SET TASK:
Below is a set of records; restate each one word for word.

PROVIDED ENTRIES:
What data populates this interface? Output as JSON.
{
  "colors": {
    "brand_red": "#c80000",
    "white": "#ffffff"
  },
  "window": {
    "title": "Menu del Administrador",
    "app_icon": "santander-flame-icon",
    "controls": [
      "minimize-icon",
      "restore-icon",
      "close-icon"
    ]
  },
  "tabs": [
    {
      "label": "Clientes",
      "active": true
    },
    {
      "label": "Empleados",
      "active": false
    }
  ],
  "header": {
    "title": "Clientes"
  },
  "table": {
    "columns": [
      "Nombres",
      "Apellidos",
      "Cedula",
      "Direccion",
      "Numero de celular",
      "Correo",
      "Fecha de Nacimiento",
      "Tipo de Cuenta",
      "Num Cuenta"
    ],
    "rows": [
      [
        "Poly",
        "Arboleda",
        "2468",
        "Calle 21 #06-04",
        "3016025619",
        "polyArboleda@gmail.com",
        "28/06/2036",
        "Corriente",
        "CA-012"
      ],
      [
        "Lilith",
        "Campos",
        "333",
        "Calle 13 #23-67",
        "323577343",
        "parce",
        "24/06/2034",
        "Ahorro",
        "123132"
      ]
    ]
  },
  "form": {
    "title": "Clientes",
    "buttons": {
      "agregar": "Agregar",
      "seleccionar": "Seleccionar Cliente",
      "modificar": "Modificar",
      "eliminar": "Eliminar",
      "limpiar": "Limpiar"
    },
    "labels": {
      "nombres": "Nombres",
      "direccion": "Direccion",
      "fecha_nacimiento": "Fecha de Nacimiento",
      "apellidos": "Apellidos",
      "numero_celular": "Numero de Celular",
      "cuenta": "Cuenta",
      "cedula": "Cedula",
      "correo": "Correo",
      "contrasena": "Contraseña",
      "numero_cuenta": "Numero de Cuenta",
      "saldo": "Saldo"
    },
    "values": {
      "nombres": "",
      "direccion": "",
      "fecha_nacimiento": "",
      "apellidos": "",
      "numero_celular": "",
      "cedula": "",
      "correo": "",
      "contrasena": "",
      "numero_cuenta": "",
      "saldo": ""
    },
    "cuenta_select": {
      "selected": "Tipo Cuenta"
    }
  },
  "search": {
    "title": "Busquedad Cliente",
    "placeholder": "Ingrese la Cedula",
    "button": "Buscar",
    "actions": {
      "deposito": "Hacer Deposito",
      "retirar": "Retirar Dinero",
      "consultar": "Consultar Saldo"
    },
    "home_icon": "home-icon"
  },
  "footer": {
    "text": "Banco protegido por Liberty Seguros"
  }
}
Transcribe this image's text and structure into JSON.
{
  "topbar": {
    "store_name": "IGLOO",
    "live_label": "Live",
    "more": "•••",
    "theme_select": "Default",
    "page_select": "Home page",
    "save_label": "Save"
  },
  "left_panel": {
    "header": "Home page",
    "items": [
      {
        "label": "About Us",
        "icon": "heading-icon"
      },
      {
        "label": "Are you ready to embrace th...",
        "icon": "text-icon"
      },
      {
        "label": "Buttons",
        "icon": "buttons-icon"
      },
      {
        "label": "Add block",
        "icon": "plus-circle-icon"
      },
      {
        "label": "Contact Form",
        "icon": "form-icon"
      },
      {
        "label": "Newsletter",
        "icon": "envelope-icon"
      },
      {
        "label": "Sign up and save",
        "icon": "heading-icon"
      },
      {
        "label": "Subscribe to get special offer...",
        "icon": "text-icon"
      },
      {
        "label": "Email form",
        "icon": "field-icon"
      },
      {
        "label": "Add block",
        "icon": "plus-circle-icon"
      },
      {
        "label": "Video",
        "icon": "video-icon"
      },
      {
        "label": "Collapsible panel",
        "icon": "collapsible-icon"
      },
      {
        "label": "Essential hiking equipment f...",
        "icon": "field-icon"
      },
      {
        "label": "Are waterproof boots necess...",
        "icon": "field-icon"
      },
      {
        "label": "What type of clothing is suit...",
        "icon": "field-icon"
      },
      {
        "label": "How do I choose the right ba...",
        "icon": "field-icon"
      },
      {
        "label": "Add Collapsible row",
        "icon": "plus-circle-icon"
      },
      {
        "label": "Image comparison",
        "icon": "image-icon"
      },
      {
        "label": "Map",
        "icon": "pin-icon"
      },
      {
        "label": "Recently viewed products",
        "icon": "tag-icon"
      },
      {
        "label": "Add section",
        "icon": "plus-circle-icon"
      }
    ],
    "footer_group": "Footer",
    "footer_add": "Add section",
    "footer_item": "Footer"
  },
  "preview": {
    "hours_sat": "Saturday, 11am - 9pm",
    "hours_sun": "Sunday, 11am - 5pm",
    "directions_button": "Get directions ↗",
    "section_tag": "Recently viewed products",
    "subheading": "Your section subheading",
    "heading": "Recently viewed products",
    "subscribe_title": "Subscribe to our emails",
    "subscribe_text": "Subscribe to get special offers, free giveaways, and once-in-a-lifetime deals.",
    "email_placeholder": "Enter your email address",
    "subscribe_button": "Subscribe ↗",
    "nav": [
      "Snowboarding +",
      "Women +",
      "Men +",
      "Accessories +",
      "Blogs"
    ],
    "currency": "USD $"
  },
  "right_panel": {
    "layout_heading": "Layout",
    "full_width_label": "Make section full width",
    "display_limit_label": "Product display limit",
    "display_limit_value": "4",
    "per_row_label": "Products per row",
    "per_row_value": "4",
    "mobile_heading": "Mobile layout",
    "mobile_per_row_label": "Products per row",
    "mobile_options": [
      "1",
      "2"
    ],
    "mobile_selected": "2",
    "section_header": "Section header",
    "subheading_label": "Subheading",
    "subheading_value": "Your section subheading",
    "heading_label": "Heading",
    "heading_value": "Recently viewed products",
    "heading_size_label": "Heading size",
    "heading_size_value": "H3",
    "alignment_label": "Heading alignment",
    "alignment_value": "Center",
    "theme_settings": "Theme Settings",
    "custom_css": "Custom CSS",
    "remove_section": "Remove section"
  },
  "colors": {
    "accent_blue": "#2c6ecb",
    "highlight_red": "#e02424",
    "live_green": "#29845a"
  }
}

ANSWER IN FULL:
What data populates this interface? Output as JSON.
{
  "colors": {
    "brand_red": "#c80000",
    "white": "#ffffff"
  },
  "window": {
    "title": "Menu del Administrador",
    "app_icon": "santander-flame-icon",
    "controls": [
      "minimize-icon",
      "restore-icon",
      "close-icon"
    ]
  },
  "tabs": [
    {
      "label": "Clientes",
      "active": true
    },
    {
      "label": "Empleados",
      "active": false
    }
  ],
  "header": {
    "title": "Clientes"
  },
  "table": {
    "columns": [
      "Nombres",
      "Apellidos",
      "Cedula",
      "Direccion",
      "Numero de celular",
      "Correo",
      "Fecha de Nacimiento",
      "Tipo de Cuenta",
      "Num Cuenta"
    ],
    "rows": [
      [
        "Poly",
        "Arboleda",
        "2468",
        "Calle 21 #06-04",
        "3016025619",
        "polyArboleda@gmail.com",
        "28/06/2036",
        "Corriente",
        "CA-012"
      ],
      [
        "Lilith",
        "Campos",
        "333",
        "Calle 13 #23-67",
        "323577343",
        "parce",
        "24/06/2034",
        "Ahorro",
        "123132"
      ]
    ]
  },
  "form": {
    "title": "Clientes",
    "buttons": {
      "agregar": "Agregar",
      "seleccionar": "Seleccionar Cliente",
      "modificar": "Modificar",
      "eliminar": "Eliminar",
      "limpiar": "Limpiar"
    },
    "labels": {
      "nombres": "Nombres",
      "direccion": "Direccion",
      "fecha_nacimiento": "Fecha de Nacimiento",
      "apellidos": "Apellidos",
      "numero_celular": "Numero de Celular",
      "cuenta": "Cuenta",
      "cedula": "Cedula",
      "correo": "Correo",
      "contrasena": "Contraseña",
      "numero_cuenta": "Numero de Cuenta",
      "saldo": "Saldo"
    },
    "values": {
      "nombres": "",
      "direccion": "",
      "fecha_nacimiento": "",
      "apellidos": "",
      "numero_celular": "",
      "cedula": "",
      "correo": "",
      "contrasena": "",
      "numero_cuenta": "",
      "saldo": ""
    },
    "cuenta_select": {
      "selected": "Tipo Cuenta"
    }
  },
  "search": {
    "title": "Busquedad Cliente",
    "placeholder": "Ingrese la Cedula",
    "button": "Buscar",
    "actions": {
      "deposito": "Hacer Deposito",
      "retirar": "Retirar Dinero",
      "consultar": "Consultar Saldo"
    },
    "home_icon": "home-icon"
  },
  "footer": {
    "text": "Banco protegido por Liberty Seguros"
  }
}
Transcribe this image's text and structure into JSON.
{
  "topbar": {
    "store_name": "IGLOO",
    "live_label": "Live",
    "more": "•••",
    "theme_select": "Default",
    "page_select": "Home page",
    "save_label": "Save"
  },
  "left_panel": {
    "header": "Home page",
    "items": [
      {
        "label": "About Us",
        "icon": "heading-icon"
      },
      {
        "label": "Are you ready to embrace th...",
        "icon": "text-icon"
      },
      {
        "label": "Buttons",
        "icon": "buttons-icon"
      },
      {
        "label": "Add block",
        "icon": "plus-circle-icon"
      },
      {
        "label": "Contact Form",
        "icon": "form-icon"
      },
      {
        "label": "Newsletter",
        "icon": "envelope-icon"
      },
      {
        "label": "Sign up and save",
        "icon": "heading-icon"
      },
      {
        "label": "Subscribe to get special offer...",
        "icon": "text-icon"
      },
      {
        "label": "Email form",
        "icon": "field-icon"
      },
      {
        "label": "Add block",
        "icon": "plus-circle-icon"
      },
      {
        "label": "Video",
        "icon": "video-icon"
      },
      {
        "label": "Collapsible panel",
        "icon": "collapsible-icon"
      },
      {
        "label": "Essential hiking equipment f...",
        "icon": "field-icon"
      },
      {
        "label": "Are waterproof boots necess...",
        "icon": "field-icon"
      },
      {
        "label": "What type of clothing is suit...",
        "icon": "field-icon"
      },
      {
        "label": "How do I choose the right ba...",
        "icon": "field-icon"
      },
      {
        "label": "Add Collapsible row",
        "icon": "plus-circle-icon"
      },
      {
        "label": "Image comparison",
        "icon": "image-icon"
      },
      {
        "label": "Map",
        "icon": "pin-icon"
      },
      {
        "label": "Recently viewed products",
        "icon": "tag-icon"
      },
      {
        "label": "Add section",
        "icon": "plus-circle-icon"
      }
    ],
    "footer_group": "Footer",
    "footer_add": "Add section",
    "footer_item": "Footer"
  },
  "preview": {
    "hours_sat": "Saturday, 11am - 9pm",
    "hours_sun": "Sunday, 11am - 5pm",
    "directions_button": "Get directions ↗",
    "section_tag": "Recently viewed products",
    "subheading": "Your section subheading",
    "heading": "Recently viewed products",
    "subscribe_title": "Subscribe to our emails",
    "subscribe_text": "Subscribe to get special offers, free giveaways, and once-in-a-lifetime deals.",
    "email_placeholder": "Enter your email address",
    "subscribe_button": "Subscribe ↗",
    "nav": [
      "Snowboarding +",
      "Women +",
      "Men +",
      "Accessories +",
      "Blogs"
    ],
    "currency": "USD $"
  },
  "right_panel": {
    "layout_heading": "Layout",
    "full_width_label": "Make section full width",
    "display_limit_label": "Product display limit",
    "display_limit_value": "4",
    "per_row_label": "Products per row",
    "per_row_value": "4",
    "mobile_heading": "Mobile layout",
    "mobile_per_row_label": "Products per row",
    "mobile_options": [
      "1",
      "2"
    ],
    "mobile_selected": "2",
    "section_header": "Section header",
    "subheading_label": "Subheading",
    "subheading_value": "Your section subheading",
    "heading_label": "Heading",
    "heading_value": "Recently viewed products",
    "heading_size_label": "Heading size",
    "heading_size_value": "H3",
    "alignment_label": "Heading alignment",
    "alignment_value": "Center",
    "theme_settings": "Theme Settings",
    "custom_css": "Custom CSS",
    "remove_section": "Remove section"
  },
  "colors": {
    "accent_blue": "#2c6ecb",
    "highlight_red": "#e02424",
    "live_green": "#29845a"
  }
}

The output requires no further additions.